Given information
* start *
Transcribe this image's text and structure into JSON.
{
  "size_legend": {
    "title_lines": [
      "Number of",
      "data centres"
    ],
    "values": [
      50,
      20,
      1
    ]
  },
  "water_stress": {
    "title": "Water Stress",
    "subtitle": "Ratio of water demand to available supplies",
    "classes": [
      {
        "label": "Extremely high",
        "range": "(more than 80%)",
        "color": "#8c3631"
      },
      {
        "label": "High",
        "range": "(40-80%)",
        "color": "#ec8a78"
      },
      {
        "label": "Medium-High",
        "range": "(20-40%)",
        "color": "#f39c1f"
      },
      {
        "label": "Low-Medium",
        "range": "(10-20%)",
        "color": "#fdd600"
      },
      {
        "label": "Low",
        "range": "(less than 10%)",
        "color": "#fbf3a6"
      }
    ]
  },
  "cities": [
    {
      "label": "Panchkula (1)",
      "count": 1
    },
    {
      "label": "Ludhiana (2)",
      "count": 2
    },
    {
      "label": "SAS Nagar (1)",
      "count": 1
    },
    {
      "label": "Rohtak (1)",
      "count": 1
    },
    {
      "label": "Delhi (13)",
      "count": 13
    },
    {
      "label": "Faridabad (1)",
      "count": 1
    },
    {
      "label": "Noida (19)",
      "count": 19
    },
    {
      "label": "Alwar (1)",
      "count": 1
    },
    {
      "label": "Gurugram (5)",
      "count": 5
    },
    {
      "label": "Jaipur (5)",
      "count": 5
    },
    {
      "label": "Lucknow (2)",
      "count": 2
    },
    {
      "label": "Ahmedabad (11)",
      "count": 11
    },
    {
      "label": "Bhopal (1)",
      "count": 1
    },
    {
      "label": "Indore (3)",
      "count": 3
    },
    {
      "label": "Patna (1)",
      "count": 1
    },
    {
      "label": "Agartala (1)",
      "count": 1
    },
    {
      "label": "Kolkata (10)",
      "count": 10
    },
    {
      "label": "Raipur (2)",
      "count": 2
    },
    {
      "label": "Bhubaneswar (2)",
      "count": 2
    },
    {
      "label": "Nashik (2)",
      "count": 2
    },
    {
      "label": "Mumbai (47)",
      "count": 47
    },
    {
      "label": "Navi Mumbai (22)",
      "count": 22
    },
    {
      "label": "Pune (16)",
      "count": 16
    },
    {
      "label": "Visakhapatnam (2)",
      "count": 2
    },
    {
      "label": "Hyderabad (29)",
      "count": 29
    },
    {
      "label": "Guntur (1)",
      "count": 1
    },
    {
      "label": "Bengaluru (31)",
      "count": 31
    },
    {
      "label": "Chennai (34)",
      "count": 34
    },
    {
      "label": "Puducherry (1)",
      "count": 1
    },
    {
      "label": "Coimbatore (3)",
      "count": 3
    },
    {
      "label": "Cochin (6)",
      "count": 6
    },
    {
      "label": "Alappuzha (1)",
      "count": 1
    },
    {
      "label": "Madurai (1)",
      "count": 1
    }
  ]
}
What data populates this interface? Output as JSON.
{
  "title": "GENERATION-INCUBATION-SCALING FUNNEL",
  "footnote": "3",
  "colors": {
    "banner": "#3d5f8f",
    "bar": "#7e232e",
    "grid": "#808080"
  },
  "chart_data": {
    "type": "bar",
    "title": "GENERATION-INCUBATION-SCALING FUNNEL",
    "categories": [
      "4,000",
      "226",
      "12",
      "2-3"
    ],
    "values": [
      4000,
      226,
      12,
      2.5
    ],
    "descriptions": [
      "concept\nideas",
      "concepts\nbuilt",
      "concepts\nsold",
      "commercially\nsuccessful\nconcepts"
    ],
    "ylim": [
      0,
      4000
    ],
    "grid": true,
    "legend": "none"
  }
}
* end *
Directions for this task
Search the data for "than". Copy every line that has it.

Worked solution
        "range": "(more than 80%)",
        "range": "(less than 10%)",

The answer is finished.